◆ **Dataset extract**
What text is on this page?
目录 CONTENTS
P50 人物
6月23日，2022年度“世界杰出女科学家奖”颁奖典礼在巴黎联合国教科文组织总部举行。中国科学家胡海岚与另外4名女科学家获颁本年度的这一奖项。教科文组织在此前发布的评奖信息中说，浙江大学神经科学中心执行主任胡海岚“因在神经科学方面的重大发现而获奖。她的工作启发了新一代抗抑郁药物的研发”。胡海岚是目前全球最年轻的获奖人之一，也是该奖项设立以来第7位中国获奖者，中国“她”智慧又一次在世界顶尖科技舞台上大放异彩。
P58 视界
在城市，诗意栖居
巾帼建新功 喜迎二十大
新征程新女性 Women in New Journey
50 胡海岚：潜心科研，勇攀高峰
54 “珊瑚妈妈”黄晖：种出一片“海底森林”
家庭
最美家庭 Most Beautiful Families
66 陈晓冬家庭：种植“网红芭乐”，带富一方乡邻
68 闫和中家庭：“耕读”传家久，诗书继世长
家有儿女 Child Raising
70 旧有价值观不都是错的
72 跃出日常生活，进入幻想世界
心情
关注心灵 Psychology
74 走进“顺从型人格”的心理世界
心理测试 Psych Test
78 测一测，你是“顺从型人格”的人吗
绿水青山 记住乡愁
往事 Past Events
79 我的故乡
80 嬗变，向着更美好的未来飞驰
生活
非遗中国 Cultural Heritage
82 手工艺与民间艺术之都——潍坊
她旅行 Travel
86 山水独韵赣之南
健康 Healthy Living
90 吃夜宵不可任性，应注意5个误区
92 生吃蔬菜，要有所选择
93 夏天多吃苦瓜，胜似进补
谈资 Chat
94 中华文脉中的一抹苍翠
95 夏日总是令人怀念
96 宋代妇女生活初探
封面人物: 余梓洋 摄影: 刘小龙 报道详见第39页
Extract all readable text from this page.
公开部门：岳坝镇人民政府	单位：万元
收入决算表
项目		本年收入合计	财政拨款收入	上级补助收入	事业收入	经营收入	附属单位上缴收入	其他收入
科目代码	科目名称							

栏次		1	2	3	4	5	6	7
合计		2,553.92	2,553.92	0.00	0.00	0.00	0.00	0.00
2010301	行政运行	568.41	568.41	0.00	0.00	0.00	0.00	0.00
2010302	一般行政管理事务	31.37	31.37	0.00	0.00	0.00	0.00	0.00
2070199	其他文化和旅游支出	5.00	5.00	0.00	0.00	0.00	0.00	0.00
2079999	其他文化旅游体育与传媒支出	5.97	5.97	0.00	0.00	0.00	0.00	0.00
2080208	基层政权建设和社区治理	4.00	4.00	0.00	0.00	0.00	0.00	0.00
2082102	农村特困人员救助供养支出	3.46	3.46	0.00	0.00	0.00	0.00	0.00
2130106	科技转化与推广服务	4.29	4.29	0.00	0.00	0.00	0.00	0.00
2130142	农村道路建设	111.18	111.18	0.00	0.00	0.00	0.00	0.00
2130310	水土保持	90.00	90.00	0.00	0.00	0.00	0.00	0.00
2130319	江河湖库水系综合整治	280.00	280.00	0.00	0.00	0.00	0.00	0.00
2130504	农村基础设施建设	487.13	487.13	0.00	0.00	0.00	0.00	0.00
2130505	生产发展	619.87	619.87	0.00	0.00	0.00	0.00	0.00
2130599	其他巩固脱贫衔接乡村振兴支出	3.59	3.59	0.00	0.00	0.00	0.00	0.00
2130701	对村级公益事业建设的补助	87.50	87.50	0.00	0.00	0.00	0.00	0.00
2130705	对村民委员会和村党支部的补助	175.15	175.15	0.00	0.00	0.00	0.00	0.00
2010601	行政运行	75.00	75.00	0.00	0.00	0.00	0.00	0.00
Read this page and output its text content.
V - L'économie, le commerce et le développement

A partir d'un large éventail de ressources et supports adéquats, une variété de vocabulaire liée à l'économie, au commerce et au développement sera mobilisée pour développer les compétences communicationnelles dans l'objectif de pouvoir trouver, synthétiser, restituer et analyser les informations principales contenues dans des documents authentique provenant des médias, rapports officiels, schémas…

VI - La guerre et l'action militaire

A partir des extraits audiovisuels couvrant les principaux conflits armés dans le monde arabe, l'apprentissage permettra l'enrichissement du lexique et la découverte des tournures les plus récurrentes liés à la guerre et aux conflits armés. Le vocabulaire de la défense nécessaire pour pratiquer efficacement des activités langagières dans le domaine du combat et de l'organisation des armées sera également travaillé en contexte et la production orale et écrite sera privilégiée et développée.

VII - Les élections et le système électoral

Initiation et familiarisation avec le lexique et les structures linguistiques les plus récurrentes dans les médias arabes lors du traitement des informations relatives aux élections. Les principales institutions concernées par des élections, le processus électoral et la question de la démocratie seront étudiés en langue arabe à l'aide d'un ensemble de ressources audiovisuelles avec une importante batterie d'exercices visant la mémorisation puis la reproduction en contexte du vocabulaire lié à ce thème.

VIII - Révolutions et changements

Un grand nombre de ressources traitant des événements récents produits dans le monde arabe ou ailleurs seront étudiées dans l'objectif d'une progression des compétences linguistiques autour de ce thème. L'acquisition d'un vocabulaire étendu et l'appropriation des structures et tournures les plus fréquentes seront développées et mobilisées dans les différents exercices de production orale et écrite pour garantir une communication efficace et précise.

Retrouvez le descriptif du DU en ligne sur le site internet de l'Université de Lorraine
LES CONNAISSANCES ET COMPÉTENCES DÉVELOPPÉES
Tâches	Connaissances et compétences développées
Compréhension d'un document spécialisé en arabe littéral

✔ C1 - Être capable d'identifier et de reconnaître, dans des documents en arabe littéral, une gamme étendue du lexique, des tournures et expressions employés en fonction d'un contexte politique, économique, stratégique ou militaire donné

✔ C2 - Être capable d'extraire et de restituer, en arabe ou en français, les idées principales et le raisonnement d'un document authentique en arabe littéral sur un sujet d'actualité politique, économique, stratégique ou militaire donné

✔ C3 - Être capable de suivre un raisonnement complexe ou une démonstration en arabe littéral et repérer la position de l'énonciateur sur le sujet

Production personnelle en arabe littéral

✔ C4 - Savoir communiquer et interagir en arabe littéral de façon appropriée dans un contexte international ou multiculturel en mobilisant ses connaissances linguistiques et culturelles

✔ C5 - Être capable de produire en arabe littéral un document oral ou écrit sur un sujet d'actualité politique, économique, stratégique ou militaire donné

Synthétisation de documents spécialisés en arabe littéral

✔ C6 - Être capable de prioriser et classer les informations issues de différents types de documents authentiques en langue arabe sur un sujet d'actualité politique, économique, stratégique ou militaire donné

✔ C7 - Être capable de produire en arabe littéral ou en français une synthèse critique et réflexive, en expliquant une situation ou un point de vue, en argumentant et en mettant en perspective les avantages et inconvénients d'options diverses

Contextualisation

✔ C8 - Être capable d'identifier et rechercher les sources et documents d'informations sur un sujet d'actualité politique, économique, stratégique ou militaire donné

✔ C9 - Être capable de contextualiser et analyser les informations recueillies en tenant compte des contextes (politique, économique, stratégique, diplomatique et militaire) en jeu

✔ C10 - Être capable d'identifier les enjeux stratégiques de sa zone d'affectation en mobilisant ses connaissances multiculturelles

◆ **Your instructions**
Gather each line from the listing above that holds "économique".

◆ **Written solution**
✔ C1 - Être capable d'identifier et de reconnaître, dans des documents en arabe littéral, une gamme étendue du lexique, des tournures et expressions employés en fonction d'un contexte politique, économique, stratégique ou militaire donné
✔ C2 - Être capable d'extraire et de restituer, en arabe ou en français, les idées principales et le raisonnement d'un document authentique en arabe littéral sur un sujet d'actualité politique, économique, stratégique ou militaire donné
✔ C5 - Être capable de produire en arabe littéral un document oral ou écrit sur un sujet d'actualité politique, économique, stratégique ou militaire donné
✔ C6 - Être capable de prioriser et classer les informations issues de différents types de documents authentiques en langue arabe sur un sujet d'actualité politique, économique, stratégique ou militaire donné
✔ C8 - Être capable d'identifier et rechercher les sources et documents d'informations sur un sujet d'actualité politique, économique, stratégique ou militaire donné
✔ C9 - Être capable de contextualiser et analyser les informations recueillies en tenant compte des contextes (politique, économique, stratégique, diplomatique et militaire) en jeu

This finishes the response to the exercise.